▸ **Material for the task**
------------
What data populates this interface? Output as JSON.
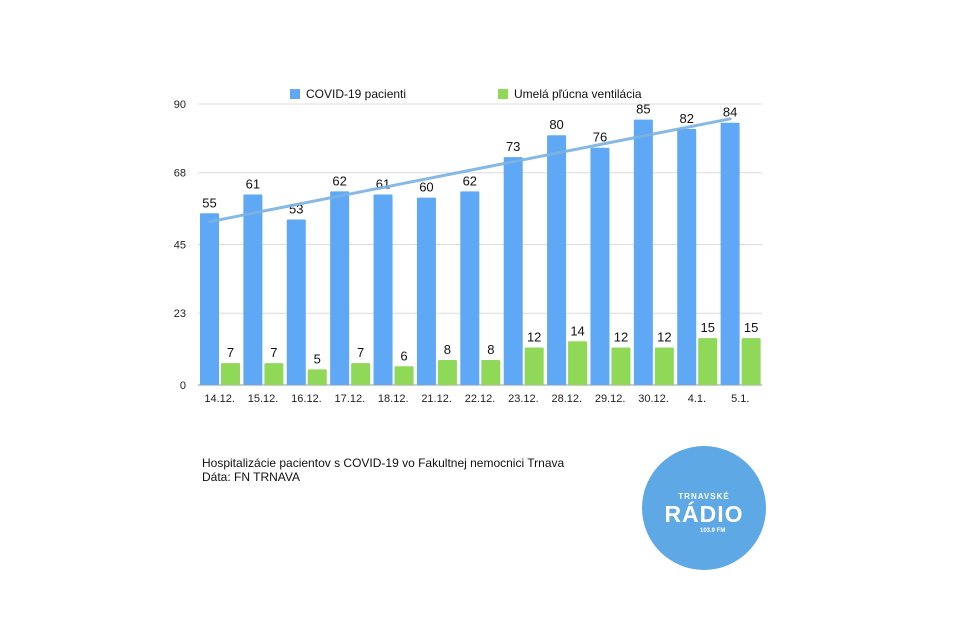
{
  "chart_data": {
    "type": "bar",
    "categories": [
      "14.12.",
      "15.12.",
      "16.12.",
      "17.12.",
      "18.12.",
      "21.12.",
      "22.12.",
      "23.12.",
      "28.12.",
      "29.12.",
      "30.12.",
      "4.1.",
      "5.1."
    ],
    "series": [
      {
        "name": "COVID-19 pacienti",
        "color": "#5ea8f5",
        "values": [
          55,
          61,
          53,
          62,
          61,
          60,
          62,
          73,
          80,
          76,
          85,
          82,
          84
        ]
      },
      {
        "name": "Umelá pľúcna ventilácia",
        "color": "#8fd858",
        "values": [
          7,
          7,
          5,
          7,
          6,
          8,
          8,
          12,
          14,
          12,
          12,
          15,
          15
        ]
      }
    ],
    "trendline": {
      "series": "COVID-19 pacienti",
      "type": "linear",
      "color": "#7bb2e2"
    },
    "yticks": [
      0,
      23,
      45,
      68,
      90
    ],
    "ylim": [
      0,
      90
    ],
    "grid": true,
    "legend": "top",
    "xlabel": "",
    "ylabel": "",
    "title": ""
  },
  "caption": {
    "line1": "Hospitalizácie pacientov s COVID-19 vo Fakultnej nemocnici Trnava",
    "line2": "Dáta: FN TRNAVA"
  },
  "logo": {
    "top": "TRNAVSKÉ",
    "main": "RÁDIO",
    "freq": "103.9 FM"
  }
}
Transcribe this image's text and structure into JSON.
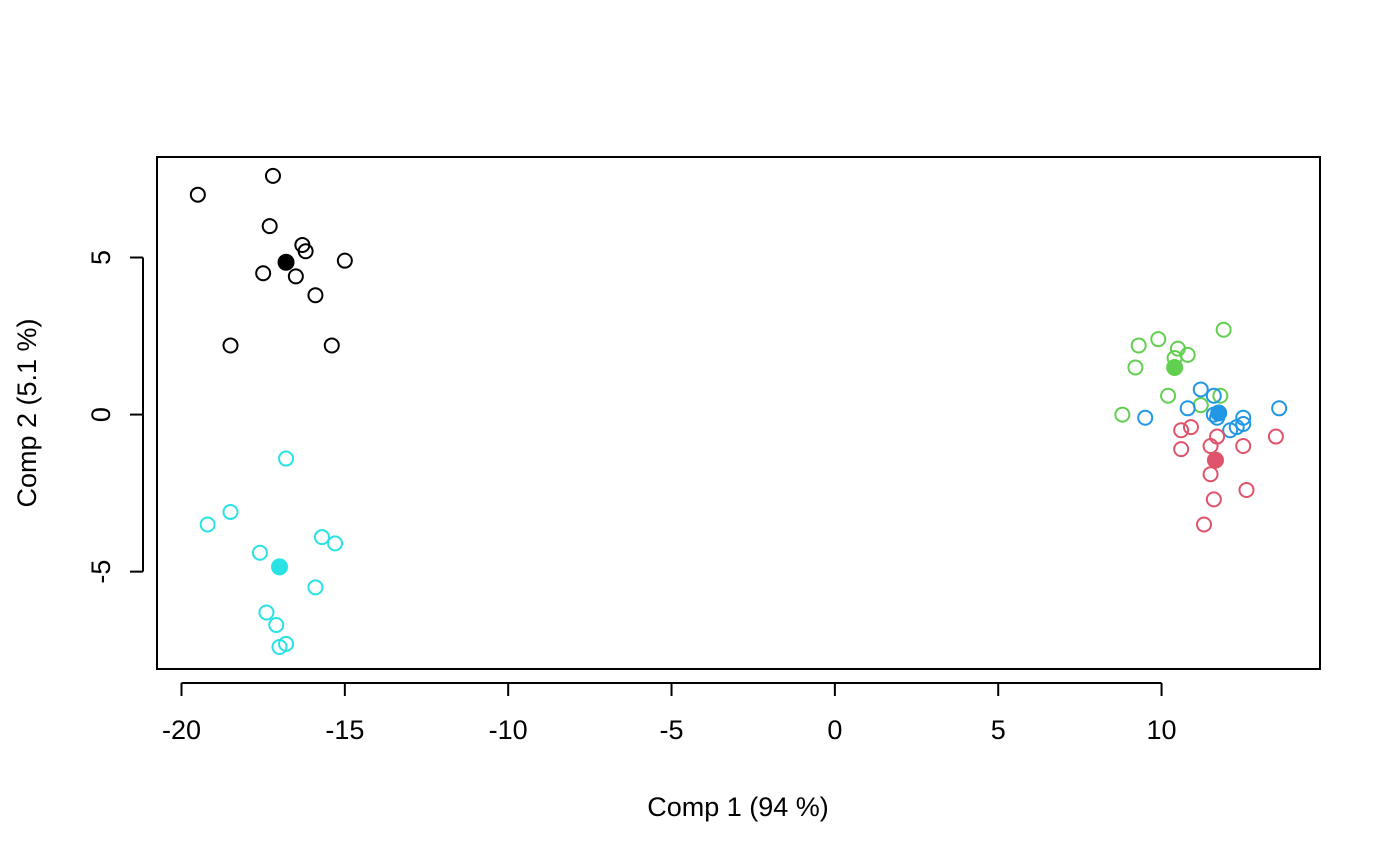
{
  "chart_data": {
    "type": "scatter",
    "title": "",
    "xlabel": "Comp 1 (94 %)",
    "ylabel": "Comp 2 (5.1 %)",
    "xlim": [
      -20.75,
      14.85
    ],
    "ylim": [
      -8.1,
      8.2
    ],
    "xticks": [
      -20,
      -15,
      -10,
      -5,
      0,
      5,
      10
    ],
    "yticks": [
      -5,
      0,
      5
    ],
    "grid": false,
    "legend": null,
    "series": [
      {
        "color": "#000000",
        "points": [
          [
            -19.5,
            7.0
          ],
          [
            -17.2,
            7.6
          ],
          [
            -17.3,
            6.0
          ],
          [
            -16.3,
            5.4
          ],
          [
            -16.2,
            5.2
          ],
          [
            -15.0,
            4.9
          ],
          [
            -17.5,
            4.5
          ],
          [
            -16.5,
            4.4
          ],
          [
            -15.9,
            3.8
          ],
          [
            -18.5,
            2.2
          ],
          [
            -15.4,
            2.2
          ]
        ],
        "centroid": [
          -16.8,
          4.85
        ]
      },
      {
        "color": "#28E2E5",
        "points": [
          [
            -16.8,
            -1.4
          ],
          [
            -18.5,
            -3.1
          ],
          [
            -19.2,
            -3.5
          ],
          [
            -15.7,
            -3.9
          ],
          [
            -15.3,
            -4.1
          ],
          [
            -17.6,
            -4.4
          ],
          [
            -15.9,
            -5.5
          ],
          [
            -17.4,
            -6.3
          ],
          [
            -17.1,
            -6.7
          ],
          [
            -16.8,
            -7.3
          ],
          [
            -17.0,
            -7.4
          ]
        ],
        "centroid": [
          -17.0,
          -4.85
        ]
      },
      {
        "color": "#61D04F",
        "points": [
          [
            11.9,
            2.7
          ],
          [
            9.9,
            2.4
          ],
          [
            9.3,
            2.2
          ],
          [
            10.5,
            2.1
          ],
          [
            10.8,
            1.9
          ],
          [
            10.4,
            1.8
          ],
          [
            9.2,
            1.5
          ],
          [
            11.8,
            0.6
          ],
          [
            10.2,
            0.6
          ],
          [
            11.2,
            0.3
          ],
          [
            8.8,
            0.0
          ]
        ],
        "centroid": [
          10.4,
          1.5
        ]
      },
      {
        "color": "#2297E6",
        "points": [
          [
            11.2,
            0.8
          ],
          [
            11.6,
            0.6
          ],
          [
            13.6,
            0.2
          ],
          [
            10.8,
            0.2
          ],
          [
            11.6,
            0.0
          ],
          [
            11.7,
            -0.1
          ],
          [
            9.5,
            -0.1
          ],
          [
            12.5,
            -0.1
          ],
          [
            12.5,
            -0.3
          ],
          [
            12.3,
            -0.4
          ],
          [
            12.1,
            -0.5
          ]
        ],
        "centroid": [
          11.75,
          0.05
        ]
      },
      {
        "color": "#DF536B",
        "points": [
          [
            10.9,
            -0.4
          ],
          [
            10.6,
            -0.5
          ],
          [
            11.7,
            -0.7
          ],
          [
            13.5,
            -0.7
          ],
          [
            11.5,
            -1.0
          ],
          [
            12.5,
            -1.0
          ],
          [
            10.6,
            -1.1
          ],
          [
            11.5,
            -1.9
          ],
          [
            12.6,
            -2.4
          ],
          [
            11.6,
            -2.7
          ],
          [
            11.3,
            -3.5
          ]
        ],
        "centroid": [
          11.65,
          -1.45
        ]
      }
    ]
  }
}
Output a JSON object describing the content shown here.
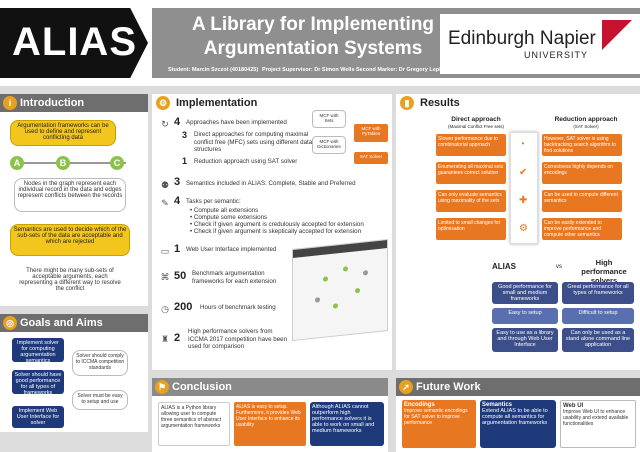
{
  "header": {
    "logo": "ALIAS",
    "title_line1": "A Library for Implementing",
    "title_line2": "Argumentation Systems",
    "student": "Student: Marcin Szczot (40180425)",
    "supervisor": "Project Supervisor: Dr Simon Wells",
    "marker": "Second Marker: Dr Gregory Leplatre",
    "university_name": "Edinburgh Napier",
    "university_sub": "UNIVERSITY"
  },
  "intro": {
    "title": "Introduction",
    "box1": "Argumentation frameworks can be used to define and represent conflicting data",
    "graph_nodes": [
      "A",
      "B",
      "C"
    ],
    "box2": "Nodes in the graph represent each individual record in the data and edges represent conflicts between the records",
    "box3": "Semantics are used to decide which of the sub-sets of the data are acceptable and which are rejected",
    "box4": "There might be many sub-sets of acceptable arguments, each representing a different way to resolve the conflict"
  },
  "goals": {
    "title": "Goals and Aims",
    "items": [
      {
        "left": "Implement solver for computing argumentation semantics",
        "right": "Solver should comply to ICCMA competition standards"
      },
      {
        "left": "Solver should have good performance for all types of frameworks",
        "right": "Solver must be easy to setup and use"
      },
      {
        "left": "Implement Web User Interface for solver",
        "right": ""
      }
    ]
  },
  "implementation": {
    "title": "Implementation",
    "approaches_num": "4",
    "approaches_label": "Approaches have been implemented",
    "direct_num": "3",
    "direct_label": "Direct approaches for computing maximal conflict free (MFC) sets using different data structures",
    "reduction_num": "1",
    "reduction_label": "Reduction approach using SAT solver",
    "chips": [
      "MCF with Sets",
      "MCF with PyTables",
      "MCF with Dictionaries",
      "SAT Solver"
    ],
    "semantics_num": "3",
    "semantics_label": "Semantics included in ALIAS: Complete, Stable and Preferred",
    "tasks_num": "4",
    "tasks_label": "Tasks per semantic:",
    "tasks": [
      "Compute all extensions",
      "Compute some extensions",
      "Check if given argument is credulously accepted for extension",
      "Check if given argument is skeptically accepted for extension"
    ],
    "web_num": "1",
    "web_label": "Web User Interface implemented",
    "bench_num": "50",
    "bench_label": "Benchmark argumentation frameworks for each extension",
    "hours_num": "200",
    "hours_label": "Hours of benchmark testing",
    "solvers_num": "2",
    "solvers_label": "High performance solvers from ICCMA 2017 competition have been used for comparison"
  },
  "results": {
    "title": "Results",
    "direct_title": "Direct approach",
    "direct_sub": "(Maximal Conflict Free sets)",
    "reduction_title": "Reduction approach",
    "reduction_sub": "(SAT Solver)",
    "rows": [
      {
        "left": "Slower performance due to combinatorial approach",
        "right": "However, SAT solver is using backtracking search algorithm to find solutions"
      },
      {
        "left": "Enumerating all maximal sets guarantees correct solution",
        "right": "Correctness highly depends on encodings"
      },
      {
        "left": "Can only evaluate semantics using maximality of the sets",
        "right": "Can be used to compute different semantics"
      },
      {
        "left": "Limited to small changes for optimisation",
        "right": "Can be easily extended to improve performance and compute other semantics"
      }
    ],
    "vs_left": "ALIAS",
    "vs": "vs",
    "vs_right": "High performance solvers",
    "compare": [
      {
        "left": "Good performance for small and medium frameworks",
        "right": "Great performance for all types of frameworks"
      },
      {
        "left": "Easy to setup",
        "right": "Difficult to setup"
      },
      {
        "left": "Easy to use as a library and through Web User Interface",
        "right": "Can only be used as a stand alone command line application"
      }
    ]
  },
  "conclusion": {
    "title": "Conclusion",
    "items": [
      "ALIAS is a Python library allowing user to compute three semantics of abstract argumentation frameworks",
      "ALIAS is easy to setup. Furthermore, it provides Web User Interface to enhance its usability",
      "Although ALIAS cannot outperform high performance solvers it is able to work on small and medium frameworks"
    ]
  },
  "future": {
    "title": "Future Work",
    "items": [
      {
        "title": "Encodings",
        "text": "Improve semantic encodings for SAT solver to improve performance"
      },
      {
        "title": "Semantics",
        "text": "Extend ALIAS to be able to compute all semantics for argumentation frameworks"
      },
      {
        "title": "Web UI",
        "text": "Improve Web UI to enhance usability and extend available functionalities"
      }
    ]
  },
  "colors": {
    "orange": "#e87722",
    "navy": "#1e3a7a",
    "yellow": "#f3c61d",
    "grey": "#6e6e6e"
  }
}
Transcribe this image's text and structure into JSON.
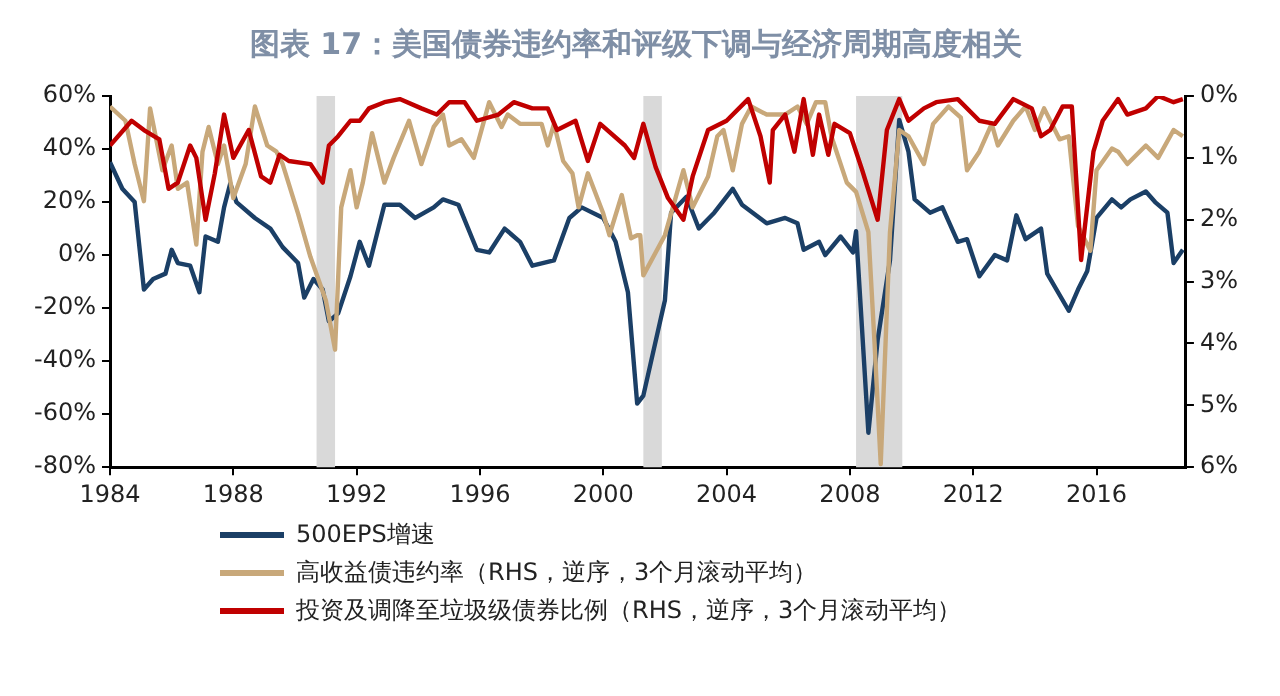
{
  "chart_data": {
    "type": "line",
    "title": "图表 17：美国债券违约率和评级下调与经济周期高度相关",
    "xlim": [
      1984,
      2018.9
    ],
    "xticks": [
      1984,
      1988,
      1992,
      1996,
      2000,
      2004,
      2008,
      2012,
      2016
    ],
    "ylim": [
      -80,
      60
    ],
    "yticks": [
      {
        "value": -80,
        "label": "-80%"
      },
      {
        "value": -60,
        "label": "-60%"
      },
      {
        "value": -40,
        "label": "-40%"
      },
      {
        "value": -20,
        "label": "-20%"
      },
      {
        "value": 0,
        "label": "0%"
      },
      {
        "value": 20,
        "label": "20%"
      },
      {
        "value": 40,
        "label": "40%"
      },
      {
        "value": 60,
        "label": "60%"
      }
    ],
    "y2lim": [
      6,
      0
    ],
    "y2ticks": [
      {
        "value": 0,
        "label": "0%"
      },
      {
        "value": 1,
        "label": "1%"
      },
      {
        "value": 2,
        "label": "2%"
      },
      {
        "value": 3,
        "label": "3%"
      },
      {
        "value": 4,
        "label": "4%"
      },
      {
        "value": 5,
        "label": "5%"
      },
      {
        "value": 6,
        "label": "6%"
      }
    ],
    "grid": false,
    "legend": "bottom left",
    "marker": "none",
    "line_style": "solid",
    "bands": [
      {
        "axis": "x",
        "from": 1990.7,
        "to": 1991.3,
        "color": "#d9d9d9"
      },
      {
        "axis": "x",
        "from": 2001.3,
        "to": 2001.9,
        "color": "#d9d9d9"
      },
      {
        "axis": "x",
        "from": 2008.2,
        "to": 2009.7,
        "color": "#d9d9d9"
      }
    ],
    "series": [
      {
        "name": "500EPS增速",
        "color": "#1b3f66",
        "x": [
          1984.0,
          1984.4,
          1984.8,
          1985.1,
          1985.4,
          1985.8,
          1986.0,
          1986.2,
          1986.6,
          1986.9,
          1987.1,
          1987.5,
          1987.7,
          1987.9,
          1988.1,
          1988.7,
          1989.2,
          1989.6,
          1990.1,
          1990.3,
          1990.6,
          1990.9,
          1991.1,
          1991.4,
          1991.8,
          1992.1,
          1992.4,
          1992.9,
          1993.4,
          1993.9,
          1994.5,
          1994.8,
          1995.3,
          1995.9,
          1996.3,
          1996.8,
          1997.3,
          1997.7,
          1998.4,
          1998.9,
          1999.3,
          2000.0,
          2000.4,
          2000.8,
          2001.1,
          2001.3,
          2002.0,
          2002.2,
          2002.7,
          2003.1,
          2003.6,
          2004.2,
          2004.5,
          2005.3,
          2005.9,
          2006.3,
          2006.5,
          2007.0,
          2007.2,
          2007.7,
          2008.1,
          2008.2,
          2008.6,
          2008.9,
          2009.3,
          2009.6,
          2009.9,
          2010.1,
          2010.6,
          2011.0,
          2011.5,
          2011.8,
          2012.2,
          2012.7,
          2013.1,
          2013.4,
          2013.7,
          2014.2,
          2014.4,
          2015.1,
          2015.4,
          2015.7,
          2016.0,
          2016.5,
          2016.8,
          2017.1,
          2017.6,
          2017.9,
          2018.3,
          2018.5,
          2018.8
        ],
        "values": [
          35,
          25,
          20,
          -13,
          -9,
          -7,
          2,
          -3,
          -4,
          -14,
          7,
          5,
          18,
          27,
          20,
          14,
          10,
          3,
          -3,
          -16,
          -9,
          -13,
          -25,
          -22,
          -8,
          5,
          -4,
          19,
          19,
          14,
          18,
          21,
          19,
          2,
          1,
          10,
          5,
          -4,
          -2,
          14,
          18,
          14,
          5,
          -14,
          -56,
          -53,
          -17,
          16,
          22,
          10,
          16,
          25,
          19,
          12,
          14,
          12,
          2,
          5,
          0,
          7,
          1,
          9,
          -67,
          -32,
          -2,
          51,
          39,
          21,
          16,
          18,
          5,
          6,
          -8,
          0,
          -2,
          15,
          6,
          10,
          -7,
          -21,
          -13,
          -6,
          14,
          21,
          18,
          21,
          24,
          20,
          16,
          -3,
          2
        ]
      },
      {
        "name": "高收益债违约率（RHS，逆序，3个月滚动平均）",
        "color": "#c8a87a",
        "axis": "y2",
        "x": [
          1984.0,
          1984.5,
          1984.8,
          1985.1,
          1985.3,
          1985.7,
          1986.0,
          1986.2,
          1986.5,
          1986.8,
          1987.0,
          1987.2,
          1987.5,
          1987.7,
          1988.0,
          1988.4,
          1988.7,
          1989.1,
          1989.4,
          1989.6,
          1990.1,
          1990.5,
          1991.0,
          1991.3,
          1991.5,
          1991.8,
          1992.0,
          1992.2,
          1992.5,
          1992.9,
          1993.2,
          1993.7,
          1994.1,
          1994.5,
          1994.8,
          1995.0,
          1995.4,
          1995.8,
          1996.3,
          1996.7,
          1996.9,
          1997.3,
          1998.0,
          1998.2,
          1998.4,
          1998.7,
          1999.0,
          1999.2,
          1999.5,
          2000.0,
          2000.2,
          2000.6,
          2000.9,
          2001.1,
          2001.2,
          2001.3,
          2002.0,
          2002.2,
          2002.6,
          2002.9,
          2003.4,
          2003.7,
          2003.9,
          2004.2,
          2004.5,
          2004.8,
          2005.3,
          2005.9,
          2006.3,
          2006.6,
          2006.9,
          2007.2,
          2007.4,
          2007.9,
          2008.2,
          2008.6,
          2008.8,
          2009.0,
          2009.3,
          2009.6,
          2009.9,
          2010.4,
          2010.7,
          2011.2,
          2011.6,
          2011.8,
          2012.2,
          2012.6,
          2012.8,
          2013.3,
          2013.7,
          2014.0,
          2014.3,
          2014.8,
          2015.1,
          2015.4,
          2015.8,
          2016.0,
          2016.5,
          2016.7,
          2017.0,
          2017.6,
          2018.0,
          2018.5,
          2018.8
        ],
        "values": [
          0.17,
          0.4,
          1.1,
          1.7,
          0.2,
          1.2,
          0.8,
          1.5,
          1.4,
          2.4,
          0.9,
          0.5,
          1.1,
          0.8,
          1.65,
          1.1,
          0.17,
          0.8,
          0.9,
          1.1,
          1.9,
          2.6,
          3.3,
          4.1,
          1.8,
          1.2,
          1.8,
          1.4,
          0.6,
          1.4,
          1.0,
          0.4,
          1.1,
          0.5,
          0.3,
          0.8,
          0.7,
          1.0,
          0.1,
          0.5,
          0.3,
          0.45,
          0.45,
          0.8,
          0.45,
          1.05,
          1.25,
          1.8,
          1.25,
          1.9,
          2.25,
          1.6,
          2.3,
          2.25,
          2.25,
          2.9,
          2.25,
          1.9,
          1.2,
          1.8,
          1.3,
          0.65,
          0.55,
          1.2,
          0.45,
          0.17,
          0.3,
          0.3,
          0.17,
          0.45,
          0.1,
          0.1,
          0.65,
          1.4,
          1.55,
          2.2,
          4.0,
          5.95,
          2.2,
          0.55,
          0.65,
          1.1,
          0.45,
          0.17,
          0.35,
          1.2,
          0.9,
          0.45,
          0.8,
          0.4,
          0.17,
          0.55,
          0.2,
          0.7,
          0.65,
          2.1,
          2.5,
          1.2,
          0.85,
          0.9,
          1.1,
          0.8,
          1.0,
          0.55,
          0.65
        ]
      },
      {
        "name": "投资及调降至垃圾级债券比例（RHS，逆序，3个月滚动平均）",
        "color": "#c00000",
        "axis": "y2",
        "x": [
          1984.0,
          1984.7,
          1985.1,
          1985.6,
          1985.9,
          1986.2,
          1986.6,
          1986.8,
          1987.1,
          1987.4,
          1987.7,
          1988.0,
          1988.5,
          1988.9,
          1989.2,
          1989.5,
          1989.8,
          1990.5,
          1990.9,
          1991.1,
          1991.4,
          1991.8,
          1992.1,
          1992.4,
          1992.9,
          1993.4,
          1994.1,
          1994.6,
          1995.0,
          1995.5,
          1995.9,
          1996.6,
          1997.1,
          1997.7,
          1998.2,
          1998.5,
          1999.1,
          1999.5,
          1999.9,
          2000.7,
          2001.0,
          2001.3,
          2001.7,
          2002.1,
          2002.6,
          2002.9,
          2003.4,
          2004.0,
          2004.7,
          2005.1,
          2005.4,
          2005.5,
          2005.9,
          2006.2,
          2006.5,
          2006.8,
          2007.0,
          2007.3,
          2007.5,
          2008.0,
          2008.4,
          2008.9,
          2009.2,
          2009.6,
          2009.9,
          2010.4,
          2010.8,
          2011.5,
          2012.2,
          2012.7,
          2013.3,
          2013.9,
          2014.2,
          2014.5,
          2014.9,
          2015.2,
          2015.5,
          2015.9,
          2016.2,
          2016.7,
          2017.0,
          2017.6,
          2018.0,
          2018.5,
          2018.8
        ],
        "values": [
          0.8,
          0.4,
          0.55,
          0.7,
          1.5,
          1.4,
          0.8,
          1.0,
          2.0,
          1.25,
          0.3,
          1.0,
          0.55,
          1.3,
          1.4,
          0.95,
          1.05,
          1.1,
          1.4,
          0.8,
          0.65,
          0.4,
          0.4,
          0.2,
          0.1,
          0.05,
          0.2,
          0.3,
          0.1,
          0.1,
          0.4,
          0.3,
          0.1,
          0.2,
          0.2,
          0.55,
          0.4,
          1.05,
          0.45,
          0.8,
          1.0,
          0.45,
          1.15,
          1.65,
          2.0,
          1.3,
          0.55,
          0.4,
          0.05,
          0.65,
          1.4,
          0.55,
          0.3,
          0.9,
          0.05,
          0.95,
          0.3,
          0.95,
          0.45,
          0.6,
          1.2,
          2.0,
          0.55,
          0.05,
          0.4,
          0.2,
          0.1,
          0.05,
          0.4,
          0.45,
          0.05,
          0.2,
          0.65,
          0.55,
          0.17,
          0.17,
          2.65,
          0.9,
          0.4,
          0.05,
          0.3,
          0.2,
          0,
          0.1,
          0.05
        ]
      }
    ]
  }
}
------------
▸ **Exercise description**
Locate the lines above that hold the word "implemented". Show every one of them.

▸ **Exercise response**
    "approaches_label": "Approaches have been implemented",
    "web_label": "Web User Interface implemented",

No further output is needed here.